------ MATERIAL PROVIDED
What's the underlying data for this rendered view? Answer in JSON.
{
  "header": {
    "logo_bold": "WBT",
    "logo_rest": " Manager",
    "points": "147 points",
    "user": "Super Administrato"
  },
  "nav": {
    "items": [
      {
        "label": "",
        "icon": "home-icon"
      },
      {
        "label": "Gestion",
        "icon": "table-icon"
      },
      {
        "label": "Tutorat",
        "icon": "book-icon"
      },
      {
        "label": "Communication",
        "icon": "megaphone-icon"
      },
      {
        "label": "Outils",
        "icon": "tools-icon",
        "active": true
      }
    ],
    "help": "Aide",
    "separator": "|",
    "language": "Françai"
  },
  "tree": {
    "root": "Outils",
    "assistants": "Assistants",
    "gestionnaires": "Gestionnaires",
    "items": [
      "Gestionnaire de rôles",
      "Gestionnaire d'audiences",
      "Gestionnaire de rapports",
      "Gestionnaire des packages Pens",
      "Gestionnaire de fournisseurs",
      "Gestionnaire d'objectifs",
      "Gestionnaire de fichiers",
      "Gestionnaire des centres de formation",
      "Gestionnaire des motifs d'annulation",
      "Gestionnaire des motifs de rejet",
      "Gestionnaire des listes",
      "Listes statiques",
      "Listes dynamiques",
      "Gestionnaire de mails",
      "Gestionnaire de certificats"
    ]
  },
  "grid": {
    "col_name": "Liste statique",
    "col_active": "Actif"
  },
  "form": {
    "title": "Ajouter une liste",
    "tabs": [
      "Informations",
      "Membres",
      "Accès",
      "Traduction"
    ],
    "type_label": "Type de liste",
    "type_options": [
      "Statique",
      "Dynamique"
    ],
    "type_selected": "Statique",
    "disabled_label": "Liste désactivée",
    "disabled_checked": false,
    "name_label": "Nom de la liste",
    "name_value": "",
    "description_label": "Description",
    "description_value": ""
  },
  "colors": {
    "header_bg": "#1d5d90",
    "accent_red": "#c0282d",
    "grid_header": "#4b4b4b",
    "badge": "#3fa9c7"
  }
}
------------
» GIVEN REQUEST
Reproduce each line of the entries in which the word "icon" is found.

» ANSWER FOR THE TASK
        "icon": "home-icon"
        "icon": "table-icon"
        "icon": "book-icon"
        "icon": "megaphone-icon"
        "icon": "tools-icon",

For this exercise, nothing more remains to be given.